** START **

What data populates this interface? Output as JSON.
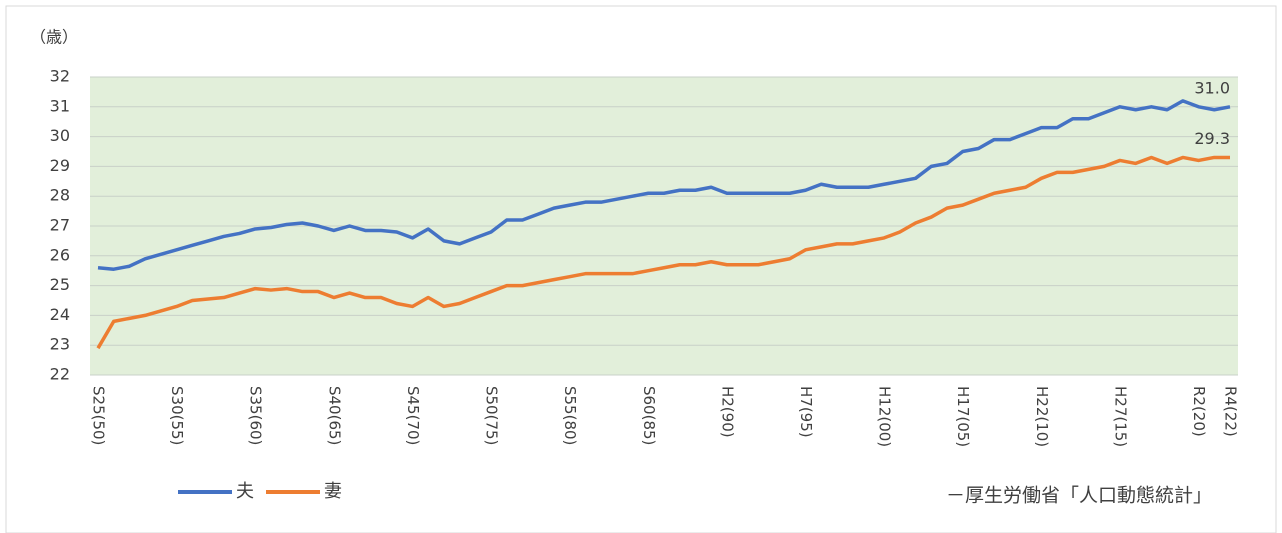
{
  "chart_data": {
    "type": "line",
    "y_label": "（歳）",
    "source": "－厚生労働省「人口動態統計」",
    "categories": [
      "S25(50)",
      null,
      null,
      null,
      null,
      "S30(55)",
      null,
      null,
      null,
      null,
      "S35(60)",
      null,
      null,
      null,
      null,
      "S40(65)",
      null,
      null,
      null,
      null,
      "S45(70)",
      null,
      null,
      null,
      null,
      "S50(75)",
      null,
      null,
      null,
      null,
      "S55(80)",
      null,
      null,
      null,
      null,
      "S60(85)",
      null,
      null,
      null,
      null,
      "H2(90)",
      null,
      null,
      null,
      null,
      "H7(95)",
      null,
      null,
      null,
      null,
      "H12(00)",
      null,
      null,
      null,
      null,
      "H17(05)",
      null,
      null,
      null,
      null,
      "H22(10)",
      null,
      null,
      null,
      null,
      "H27(15)",
      null,
      null,
      null,
      null,
      "R2(20)",
      null,
      "R4(22)"
    ],
    "series": [
      {
        "name": "夫",
        "color": "#4472c4",
        "values": [
          25.6,
          25.55,
          25.65,
          25.9,
          26.05,
          26.2,
          26.35,
          26.5,
          26.65,
          26.75,
          26.9,
          26.95,
          27.05,
          27.1,
          27.0,
          26.85,
          27.0,
          26.85,
          26.85,
          26.8,
          26.6,
          26.9,
          26.5,
          26.4,
          26.6,
          26.8,
          27.2,
          27.2,
          27.4,
          27.6,
          27.7,
          27.8,
          27.8,
          27.9,
          28.0,
          28.1,
          28.1,
          28.2,
          28.2,
          28.3,
          28.1,
          28.1,
          28.1,
          28.1,
          28.1,
          28.2,
          28.4,
          28.3,
          28.3,
          28.3,
          28.4,
          28.5,
          28.6,
          29.0,
          29.1,
          29.5,
          29.6,
          29.9,
          29.9,
          30.1,
          30.3,
          30.3,
          30.6,
          30.6,
          30.8,
          31.0,
          30.9,
          31.0,
          30.9,
          31.2,
          31.0,
          30.9,
          31.0
        ],
        "value_labels": [
          null,
          null,
          null,
          null,
          null,
          null,
          null,
          null,
          null,
          null,
          null,
          null,
          null,
          null,
          null,
          null,
          null,
          null,
          null,
          null,
          null,
          null,
          null,
          null,
          null,
          null,
          null,
          null,
          null,
          null,
          null,
          null,
          null,
          null,
          null,
          null,
          null,
          null,
          null,
          null,
          null,
          null,
          null,
          null,
          null,
          null,
          null,
          null,
          null,
          null,
          null,
          null,
          null,
          null,
          null,
          null,
          null,
          null,
          null,
          null,
          null,
          null,
          null,
          null,
          null,
          null,
          null,
          null,
          null,
          null,
          null,
          null,
          "31.0"
        ]
      },
      {
        "name": "妻",
        "color": "#ed7d31",
        "values": [
          22.9,
          23.8,
          23.9,
          24.0,
          24.15,
          24.3,
          24.5,
          24.55,
          24.6,
          24.75,
          24.9,
          24.85,
          24.9,
          24.8,
          24.8,
          24.6,
          24.75,
          24.6,
          24.6,
          24.4,
          24.3,
          24.6,
          24.3,
          24.4,
          24.6,
          24.8,
          25.0,
          25.0,
          25.1,
          25.2,
          25.3,
          25.4,
          25.4,
          25.4,
          25.4,
          25.5,
          25.6,
          25.7,
          25.7,
          25.8,
          25.7,
          25.7,
          25.7,
          25.8,
          25.9,
          26.2,
          26.3,
          26.4,
          26.4,
          26.5,
          26.6,
          26.8,
          27.1,
          27.3,
          27.6,
          27.7,
          27.9,
          28.1,
          28.2,
          28.3,
          28.6,
          28.8,
          28.8,
          28.9,
          29.0,
          29.2,
          29.1,
          29.3,
          29.1,
          29.3,
          29.2,
          29.3,
          29.3
        ],
        "value_labels": [
          null,
          null,
          null,
          null,
          null,
          null,
          null,
          null,
          null,
          null,
          null,
          null,
          null,
          null,
          null,
          null,
          null,
          null,
          null,
          null,
          null,
          null,
          null,
          null,
          null,
          null,
          null,
          null,
          null,
          null,
          null,
          null,
          null,
          null,
          null,
          null,
          null,
          null,
          null,
          null,
          null,
          null,
          null,
          null,
          null,
          null,
          null,
          null,
          null,
          null,
          null,
          null,
          null,
          null,
          null,
          null,
          null,
          null,
          null,
          null,
          null,
          null,
          null,
          null,
          null,
          null,
          null,
          null,
          null,
          null,
          null,
          null,
          "29.3"
        ]
      }
    ],
    "ylim": [
      22,
      32
    ],
    "yticks": [
      22,
      23,
      24,
      25,
      26,
      27,
      28,
      29,
      30,
      31,
      32
    ],
    "grid": true,
    "plot_background": "#e2efda",
    "legend": "bottom-left"
  }
}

** END **

> **TO DO**: A faithful copy of the records above is needed, with the pictures left out.

> **RESULT FOR THIS EXERCISE**:
What data populates this interface? Output as JSON.
{
  "chart_data": {
    "type": "line",
    "y_label": "（歳）",
    "source": "－厚生労働省「人口動態統計」",
    "categories": [
      "S25(50)",
      null,
      null,
      null,
      null,
      "S30(55)",
      null,
      null,
      null,
      null,
      "S35(60)",
      null,
      null,
      null,
      null,
      "S40(65)",
      null,
      null,
      null,
      null,
      "S45(70)",
      null,
      null,
      null,
      null,
      "S50(75)",
      null,
      null,
      null,
      null,
      "S55(80)",
      null,
      null,
      null,
      null,
      "S60(85)",
      null,
      null,
      null,
      null,
      "H2(90)",
      null,
      null,
      null,
      null,
      "H7(95)",
      null,
      null,
      null,
      null,
      "H12(00)",
      null,
      null,
      null,
      null,
      "H17(05)",
      null,
      null,
      null,
      null,
      "H22(10)",
      null,
      null,
      null,
      null,
      "H27(15)",
      null,
      null,
      null,
      null,
      "R2(20)",
      null,
      "R4(22)"
    ],
    "series": [
      {
        "name": "夫",
        "color": "#4472c4",
        "values": [
          25.6,
          25.55,
          25.65,
          25.9,
          26.05,
          26.2,
          26.35,
          26.5,
          26.65,
          26.75,
          26.9,
          26.95,
          27.05,
          27.1,
          27.0,
          26.85,
          27.0,
          26.85,
          26.85,
          26.8,
          26.6,
          26.9,
          26.5,
          26.4,
          26.6,
          26.8,
          27.2,
          27.2,
          27.4,
          27.6,
          27.7,
          27.8,
          27.8,
          27.9,
          28.0,
          28.1,
          28.1,
          28.2,
          28.2,
          28.3,
          28.1,
          28.1,
          28.1,
          28.1,
          28.1,
          28.2,
          28.4,
          28.3,
          28.3,
          28.3,
          28.4,
          28.5,
          28.6,
          29.0,
          29.1,
          29.5,
          29.6,
          29.9,
          29.9,
          30.1,
          30.3,
          30.3,
          30.6,
          30.6,
          30.8,
          31.0,
          30.9,
          31.0,
          30.9,
          31.2,
          31.0,
          30.9,
          31.0
        ],
        "value_labels": [
          null,
          null,
          null,
          null,
          null,
          null,
          null,
          null,
          null,
          null,
          null,
          null,
          null,
          null,
          null,
          null,
          null,
          null,
          null,
          null,
          null,
          null,
          null,
          null,
          null,
          null,
          null,
          null,
          null,
          null,
          null,
          null,
          null,
          null,
          null,
          null,
          null,
          null,
          null,
          null,
          null,
          null,
          null,
          null,
          null,
          null,
          null,
          null,
          null,
          null,
          null,
          null,
          null,
          null,
          null,
          null,
          null,
          null,
          null,
          null,
          null,
          null,
          null,
          null,
          null,
          null,
          null,
          null,
          null,
          null,
          null,
          null,
          "31.0"
        ]
      },
      {
        "name": "妻",
        "color": "#ed7d31",
        "values": [
          22.9,
          23.8,
          23.9,
          24.0,
          24.15,
          24.3,
          24.5,
          24.55,
          24.6,
          24.75,
          24.9,
          24.85,
          24.9,
          24.8,
          24.8,
          24.6,
          24.75,
          24.6,
          24.6,
          24.4,
          24.3,
          24.6,
          24.3,
          24.4,
          24.6,
          24.8,
          25.0,
          25.0,
          25.1,
          25.2,
          25.3,
          25.4,
          25.4,
          25.4,
          25.4,
          25.5,
          25.6,
          25.7,
          25.7,
          25.8,
          25.7,
          25.7,
          25.7,
          25.8,
          25.9,
          26.2,
          26.3,
          26.4,
          26.4,
          26.5,
          26.6,
          26.8,
          27.1,
          27.3,
          27.6,
          27.7,
          27.9,
          28.1,
          28.2,
          28.3,
          28.6,
          28.8,
          28.8,
          28.9,
          29.0,
          29.2,
          29.1,
          29.3,
          29.1,
          29.3,
          29.2,
          29.3,
          29.3
        ],
        "value_labels": [
          null,
          null,
          null,
          null,
          null,
          null,
          null,
          null,
          null,
          null,
          null,
          null,
          null,
          null,
          null,
          null,
          null,
          null,
          null,
          null,
          null,
          null,
          null,
          null,
          null,
          null,
          null,
          null,
          null,
          null,
          null,
          null,
          null,
          null,
          null,
          null,
          null,
          null,
          null,
          null,
          null,
          null,
          null,
          null,
          null,
          null,
          null,
          null,
          null,
          null,
          null,
          null,
          null,
          null,
          null,
          null,
          null,
          null,
          null,
          null,
          null,
          null,
          null,
          null,
          null,
          null,
          null,
          null,
          null,
          null,
          null,
          null,
          "29.3"
        ]
      }
    ],
    "ylim": [
      22,
      32
    ],
    "yticks": [
      22,
      23,
      24,
      25,
      26,
      27,
      28,
      29,
      30,
      31,
      32
    ],
    "grid": true,
    "plot_background": "#e2efda",
    "legend": "bottom-left"
  }
}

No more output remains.